- Stated task: Which lines of the records contain "marker"? Collect every one of them.

- Records provided:
▬▬▬
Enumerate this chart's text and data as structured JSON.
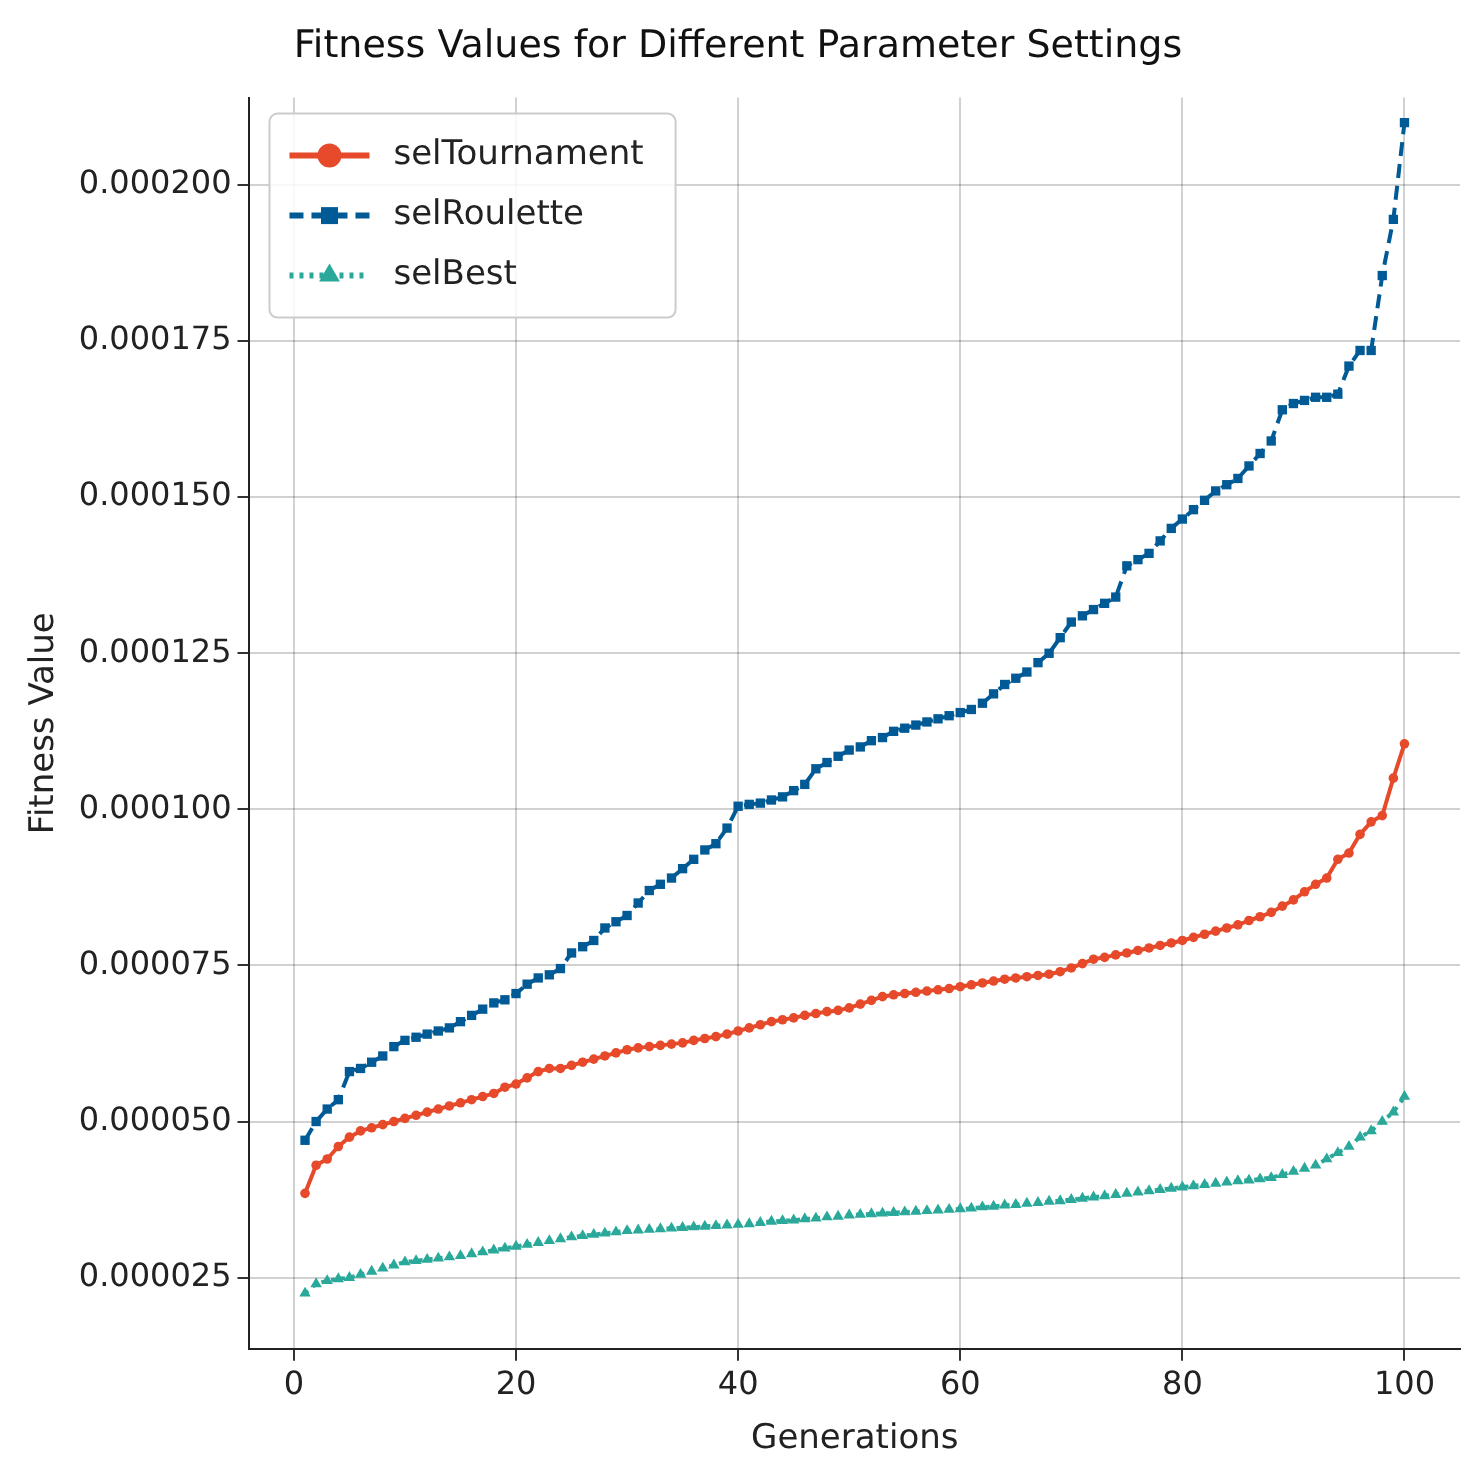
{
  "chart_data": {
    "type": "line",
    "title": "Fitness Values for Different Parameter Settings",
    "xlabel": "Generations",
    "ylabel": "Fitness Value",
    "x": [
      1,
      2,
      3,
      4,
      5,
      6,
      7,
      8,
      9,
      10,
      11,
      12,
      13,
      14,
      15,
      16,
      17,
      18,
      19,
      20,
      21,
      22,
      23,
      24,
      25,
      26,
      27,
      28,
      29,
      30,
      31,
      32,
      33,
      34,
      35,
      36,
      37,
      38,
      39,
      40,
      41,
      42,
      43,
      44,
      45,
      46,
      47,
      48,
      49,
      50,
      51,
      52,
      53,
      54,
      55,
      56,
      57,
      58,
      59,
      60,
      61,
      62,
      63,
      64,
      65,
      66,
      67,
      68,
      69,
      70,
      71,
      72,
      73,
      74,
      75,
      76,
      77,
      78,
      79,
      80,
      81,
      82,
      83,
      84,
      85,
      86,
      87,
      88,
      89,
      90,
      91,
      92,
      93,
      94,
      95,
      96,
      97,
      98,
      99,
      100
    ],
    "series": [
      {
        "name": "selTournament",
        "color": "#e64a2b",
        "marker": "circle",
        "line_style": "solid",
        "values": [
          3.85e-05,
          4.3e-05,
          4.4e-05,
          4.6e-05,
          4.75e-05,
          4.85e-05,
          4.9e-05,
          4.95e-05,
          5e-05,
          5.05e-05,
          5.1e-05,
          5.15e-05,
          5.2e-05,
          5.25e-05,
          5.3e-05,
          5.35e-05,
          5.4e-05,
          5.45e-05,
          5.55e-05,
          5.6e-05,
          5.7e-05,
          5.8e-05,
          5.85e-05,
          5.85e-05,
          5.9e-05,
          5.95e-05,
          6e-05,
          6.05e-05,
          6.1e-05,
          6.15e-05,
          6.18e-05,
          6.2e-05,
          6.22e-05,
          6.24e-05,
          6.26e-05,
          6.3e-05,
          6.33e-05,
          6.36e-05,
          6.4e-05,
          6.45e-05,
          6.5e-05,
          6.55e-05,
          6.6e-05,
          6.63e-05,
          6.66e-05,
          6.7e-05,
          6.73e-05,
          6.76e-05,
          6.78e-05,
          6.82e-05,
          6.88e-05,
          6.94e-05,
          7e-05,
          7.03e-05,
          7.05e-05,
          7.07e-05,
          7.09e-05,
          7.11e-05,
          7.13e-05,
          7.16e-05,
          7.19e-05,
          7.22e-05,
          7.25e-05,
          7.28e-05,
          7.3e-05,
          7.32e-05,
          7.34e-05,
          7.36e-05,
          7.4e-05,
          7.46e-05,
          7.53e-05,
          7.6e-05,
          7.63e-05,
          7.67e-05,
          7.7e-05,
          7.74e-05,
          7.78e-05,
          7.82e-05,
          7.86e-05,
          7.9e-05,
          7.95e-05,
          8e-05,
          8.05e-05,
          8.1e-05,
          8.15e-05,
          8.22e-05,
          8.28e-05,
          8.35e-05,
          8.45e-05,
          8.55e-05,
          8.68e-05,
          8.8e-05,
          8.9e-05,
          9.2e-05,
          9.3e-05,
          9.6e-05,
          9.8e-05,
          9.9e-05,
          0.000105,
          0.0001105
        ]
      },
      {
        "name": "selRoulette",
        "color": "#005a96",
        "marker": "square",
        "line_style": "dashed",
        "values": [
          4.7e-05,
          5e-05,
          5.2e-05,
          5.35e-05,
          5.8e-05,
          5.85e-05,
          5.95e-05,
          6.05e-05,
          6.2e-05,
          6.3e-05,
          6.35e-05,
          6.4e-05,
          6.45e-05,
          6.5e-05,
          6.6e-05,
          6.7e-05,
          6.8e-05,
          6.9e-05,
          6.95e-05,
          7.05e-05,
          7.2e-05,
          7.3e-05,
          7.35e-05,
          7.45e-05,
          7.7e-05,
          7.8e-05,
          7.9e-05,
          8.1e-05,
          8.2e-05,
          8.3e-05,
          8.5e-05,
          8.7e-05,
          8.8e-05,
          8.9e-05,
          9.05e-05,
          9.2e-05,
          9.35e-05,
          9.45e-05,
          9.7e-05,
          0.0001005,
          0.0001008,
          0.000101,
          0.0001015,
          0.000102,
          0.000103,
          0.000104,
          0.0001065,
          0.0001075,
          0.0001085,
          0.0001095,
          0.00011,
          0.000111,
          0.0001115,
          0.0001125,
          0.000113,
          0.0001135,
          0.000114,
          0.0001145,
          0.000115,
          0.0001155,
          0.000116,
          0.000117,
          0.0001185,
          0.00012,
          0.000121,
          0.000122,
          0.0001235,
          0.000125,
          0.0001275,
          0.00013,
          0.000131,
          0.000132,
          0.000133,
          0.000134,
          0.000139,
          0.00014,
          0.000141,
          0.000143,
          0.000145,
          0.0001465,
          0.000148,
          0.0001495,
          0.000151,
          0.000152,
          0.000153,
          0.000155,
          0.000157,
          0.000159,
          0.000164,
          0.000165,
          0.0001655,
          0.000166,
          0.000166,
          0.0001665,
          0.000171,
          0.0001735,
          0.0001735,
          0.0001855,
          0.0001945,
          0.00021
        ]
      },
      {
        "name": "selBest",
        "color": "#2aa89a",
        "marker": "triangle",
        "line_style": "dotted",
        "values": [
          2.25e-05,
          2.4e-05,
          2.45e-05,
          2.48e-05,
          2.5e-05,
          2.55e-05,
          2.6e-05,
          2.65e-05,
          2.7e-05,
          2.75e-05,
          2.77e-05,
          2.79e-05,
          2.81e-05,
          2.83e-05,
          2.85e-05,
          2.88e-05,
          2.91e-05,
          2.94e-05,
          2.97e-05,
          3e-05,
          3.03e-05,
          3.06e-05,
          3.09e-05,
          3.12e-05,
          3.15e-05,
          3.17e-05,
          3.19e-05,
          3.21e-05,
          3.23e-05,
          3.25e-05,
          3.26e-05,
          3.27e-05,
          3.28e-05,
          3.29e-05,
          3.3e-05,
          3.31e-05,
          3.32e-05,
          3.33e-05,
          3.34e-05,
          3.35e-05,
          3.36e-05,
          3.38e-05,
          3.4e-05,
          3.41e-05,
          3.42e-05,
          3.44e-05,
          3.45e-05,
          3.47e-05,
          3.48e-05,
          3.5e-05,
          3.51e-05,
          3.52e-05,
          3.53e-05,
          3.54e-05,
          3.55e-05,
          3.56e-05,
          3.57e-05,
          3.58e-05,
          3.59e-05,
          3.6e-05,
          3.61e-05,
          3.63e-05,
          3.64e-05,
          3.66e-05,
          3.67e-05,
          3.69e-05,
          3.7e-05,
          3.72e-05,
          3.73e-05,
          3.75e-05,
          3.77e-05,
          3.79e-05,
          3.81e-05,
          3.83e-05,
          3.85e-05,
          3.87e-05,
          3.89e-05,
          3.91e-05,
          3.93e-05,
          3.95e-05,
          3.97e-05,
          3.99e-05,
          4.01e-05,
          4.03e-05,
          4.05e-05,
          4.06e-05,
          4.08e-05,
          4.1e-05,
          4.15e-05,
          4.2e-05,
          4.25e-05,
          4.3e-05,
          4.4e-05,
          4.5e-05,
          4.6e-05,
          4.75e-05,
          4.85e-05,
          5e-05,
          5.15e-05,
          5.4e-05
        ]
      }
    ],
    "xlim": [
      -4,
      105
    ],
    "xticks": [
      0,
      20,
      40,
      60,
      80,
      100
    ],
    "ylim": [
      1.36e-05,
      0.000214
    ],
    "yticks": [
      {
        "value": 2.5e-05,
        "label": "0.000025"
      },
      {
        "value": 5e-05,
        "label": "0.000050"
      },
      {
        "value": 7.5e-05,
        "label": "0.000075"
      },
      {
        "value": 0.0001,
        "label": "0.000100"
      },
      {
        "value": 0.000125,
        "label": "0.000125"
      },
      {
        "value": 0.00015,
        "label": "0.000150"
      },
      {
        "value": 0.000175,
        "label": "0.000175"
      },
      {
        "value": 0.0002,
        "label": "0.000200"
      }
    ],
    "grid": true,
    "legend": "top left"
  }
}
▬▬▬
- Written answer:
        "marker": "circle",
        "marker": "square",
        "marker": "triangle",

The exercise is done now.